(SELECTED EXTRACT):
# does anyone have this?



## KINETIC1 (Nov 1, 2003)

rs6 spoiler?


----------



## bobbsapp (Aug 6, 2007)

*Re: does anyone have this? (KINETIC1)*

ya it came on my used 4.2 im pretty sure the previous owner put it on


----------



## KINETIC1 (Nov 1, 2003)

what do you think
?


----------



## bobbsapp (Aug 6, 2007)

*Re: does anyone have this? (KINETIC1)*

its awsome i love it and i never see any on the street there pretty rare!!!!!


----------



## Massboykie (Aug 15, 2006)

*Re: (KINETIC1)*

Hey Kinetic
That could be the real RS6 spoiler, which will run you +/- $500. I got mine from http://www.spoilerdepot.com painted for around $200. I opted not to drill holes to bolt it on, and only 3M-ed it. Had to do it a second time as the ends pulled away. Apparently this is a common issue with their one, but for the money you cannot beat it. If you bolt it on, this will not be an issue. The major difference I can see is that the real Audi one fit very snug to the trunk lid (looking from the top down on it), and mine has more of a rounded edge where it meets the trunk. Kinda hard to explain, but here is what mine looks like:
http://www.VAGLinks.com/Pics/A...8.gif
I'll see if I can find some better pics if you like.
Cheers
Massboykie


_Modified by Massboykie at 7:55 AM 8-7-2007_


----------



## CALL AAA (Dec 31, 2004)

*Re: does anyone have this? (KINETIC1)*

Is the RS6 spoiler the same as the one on the 2.7T S-line?


----------



## Uberhare (Jul 30, 2003)

http://forums.vwvortex.com/zerothread?id=3175416
I installed the RS6 replica "spoilerdepot.com" spoiler. I think they fixed the problem with the adhesive because mine has been trouble free. No warping, bending, or pulling away.


----------



## 5speed6 (Aug 27, 2005)

*Re: does anyone have this? (bobbsapp)*


_Quote, originally posted by *bobbsapp* »_its awsome i love it and i never see any on the street there pretty rare!!!!! 

"pretty rare"???








A few aftermarket companies making "knockoffs"....definitely not rare...one of the most common spoilers added next to the BMW M spoiler.


----------



## Massboykie (Aug 15, 2006)

*Re: does anyone have this? (CALL AAA)*


_Quote, originally posted by *CALL AAA* »_Is the RS6 spoiler the same as the one on the 2.7T S-line?

I believe so, yes
Cheers
Massboykie


----------



## RI1643 (Apr 30, 2007)

*Re: (KINETIC1)*


_Quote, originally posted by *KINETIC1* »_what do you think
?

looks good imo


----------



## Four Ring Circus (Jul 4, 2007)

Is that really a "spoiler"? How much downforce does that generate? I like the looks, but also like the plain round booty. I'm keepin' mine round to save cash for other things. Same thing with the smoked tailights. I like them, but I also like plain old stock. 


_Modified by Four Ring Circus at 10:59 PM 8/16/2007_


----------



## KINETIC1 (Nov 1, 2003)

dude, seriously, there isnt an after market spoiler out there cause a hella lota downforce, they are all just for show....


----------



## Massboykie (Aug 15, 2006)

*Re: (KINETIC1)*


_Quote, originally posted by *KINETIC1* »_...downforce, they are all just for show...

[Labeled box records]
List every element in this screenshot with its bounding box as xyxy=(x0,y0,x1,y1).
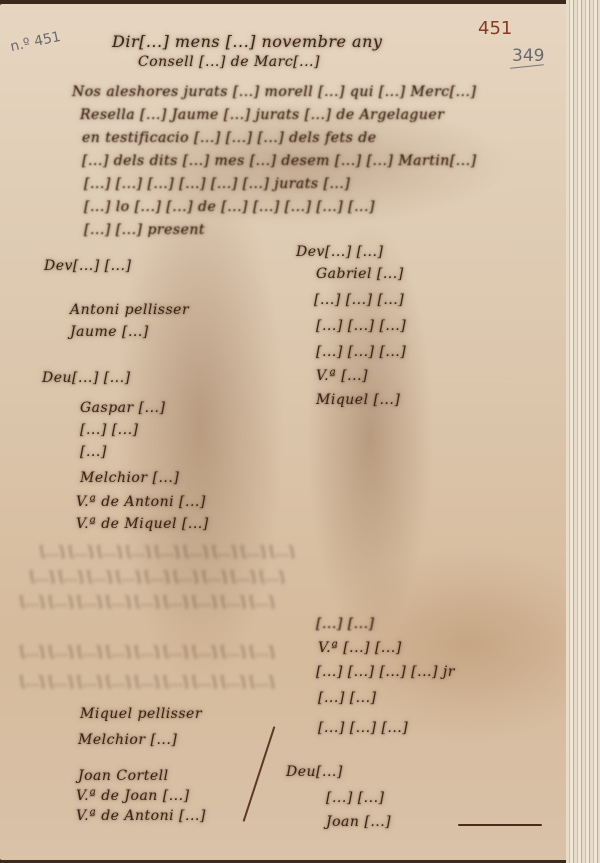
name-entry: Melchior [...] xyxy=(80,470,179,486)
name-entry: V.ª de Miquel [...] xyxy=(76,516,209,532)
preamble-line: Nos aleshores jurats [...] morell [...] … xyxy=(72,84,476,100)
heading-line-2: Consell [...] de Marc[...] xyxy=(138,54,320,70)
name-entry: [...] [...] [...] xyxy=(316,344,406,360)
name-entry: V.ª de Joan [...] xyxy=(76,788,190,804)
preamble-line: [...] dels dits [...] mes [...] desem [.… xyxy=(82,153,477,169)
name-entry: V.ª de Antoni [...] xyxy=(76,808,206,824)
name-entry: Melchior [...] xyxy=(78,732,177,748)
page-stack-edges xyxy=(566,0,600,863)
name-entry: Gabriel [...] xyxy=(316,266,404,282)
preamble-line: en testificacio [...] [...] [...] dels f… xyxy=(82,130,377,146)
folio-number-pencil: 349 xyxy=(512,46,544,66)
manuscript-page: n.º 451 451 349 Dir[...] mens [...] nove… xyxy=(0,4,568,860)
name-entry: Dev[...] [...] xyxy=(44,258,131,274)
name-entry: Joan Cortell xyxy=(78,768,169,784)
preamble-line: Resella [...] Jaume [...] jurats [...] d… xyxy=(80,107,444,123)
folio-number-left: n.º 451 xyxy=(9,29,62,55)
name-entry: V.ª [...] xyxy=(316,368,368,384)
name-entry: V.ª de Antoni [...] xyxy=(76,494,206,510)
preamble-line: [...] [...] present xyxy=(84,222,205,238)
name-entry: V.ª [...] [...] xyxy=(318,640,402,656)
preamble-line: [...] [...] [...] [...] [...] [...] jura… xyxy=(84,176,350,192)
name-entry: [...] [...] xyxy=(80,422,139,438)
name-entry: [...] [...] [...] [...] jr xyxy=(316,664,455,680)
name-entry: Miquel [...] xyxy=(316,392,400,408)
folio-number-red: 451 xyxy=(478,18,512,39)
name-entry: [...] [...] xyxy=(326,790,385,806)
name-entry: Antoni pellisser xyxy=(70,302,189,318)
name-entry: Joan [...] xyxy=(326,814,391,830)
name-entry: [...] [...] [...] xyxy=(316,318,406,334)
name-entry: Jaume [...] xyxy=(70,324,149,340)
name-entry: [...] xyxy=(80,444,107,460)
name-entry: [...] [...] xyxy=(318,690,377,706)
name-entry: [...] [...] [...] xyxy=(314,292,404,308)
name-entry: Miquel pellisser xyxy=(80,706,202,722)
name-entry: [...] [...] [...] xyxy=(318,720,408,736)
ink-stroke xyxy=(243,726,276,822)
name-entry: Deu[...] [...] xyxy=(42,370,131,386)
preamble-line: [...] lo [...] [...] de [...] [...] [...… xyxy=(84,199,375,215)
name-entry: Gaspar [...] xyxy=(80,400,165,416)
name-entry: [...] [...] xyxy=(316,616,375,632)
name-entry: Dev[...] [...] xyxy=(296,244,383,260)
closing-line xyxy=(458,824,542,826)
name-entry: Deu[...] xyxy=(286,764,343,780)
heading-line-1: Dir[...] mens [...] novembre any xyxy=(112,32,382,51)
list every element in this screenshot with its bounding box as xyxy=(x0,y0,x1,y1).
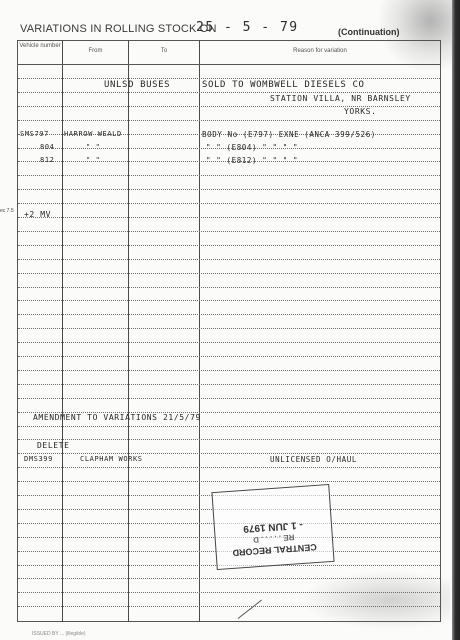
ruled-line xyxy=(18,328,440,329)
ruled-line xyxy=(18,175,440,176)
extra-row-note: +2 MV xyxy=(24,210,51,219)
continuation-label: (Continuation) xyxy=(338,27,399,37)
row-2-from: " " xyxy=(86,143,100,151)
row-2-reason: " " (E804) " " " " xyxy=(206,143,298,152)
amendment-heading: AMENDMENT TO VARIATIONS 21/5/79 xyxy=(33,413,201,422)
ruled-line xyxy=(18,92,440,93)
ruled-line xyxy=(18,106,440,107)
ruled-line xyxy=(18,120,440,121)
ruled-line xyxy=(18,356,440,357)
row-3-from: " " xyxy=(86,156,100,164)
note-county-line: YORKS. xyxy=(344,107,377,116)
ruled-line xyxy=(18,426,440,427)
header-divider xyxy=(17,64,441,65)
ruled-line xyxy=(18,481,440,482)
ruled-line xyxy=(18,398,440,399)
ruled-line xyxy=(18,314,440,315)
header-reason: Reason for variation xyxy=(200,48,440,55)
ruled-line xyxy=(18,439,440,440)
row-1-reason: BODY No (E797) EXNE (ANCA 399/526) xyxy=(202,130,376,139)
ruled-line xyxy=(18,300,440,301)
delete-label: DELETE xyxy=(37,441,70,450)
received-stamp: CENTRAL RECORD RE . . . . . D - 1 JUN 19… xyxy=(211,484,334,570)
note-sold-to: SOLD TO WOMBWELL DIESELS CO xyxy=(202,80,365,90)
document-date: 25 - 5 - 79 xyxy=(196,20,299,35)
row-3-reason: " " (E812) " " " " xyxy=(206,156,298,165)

(AIM 1): Translate this sentence from the forum thread about the RS6 spoiler into Spanish: "If you bolt it on, this will not be an issue."
(AIM 2): In the forum thread about the RS6 spoiler, roughly how much did Massboykie pay for the painted spoiler from spoilerdepot.com?
The entries have no role in this work.

(TASK ANSWER 1): Si lo atornillas, esto no será un problema.

(TASK ANSWER 2): Around $200.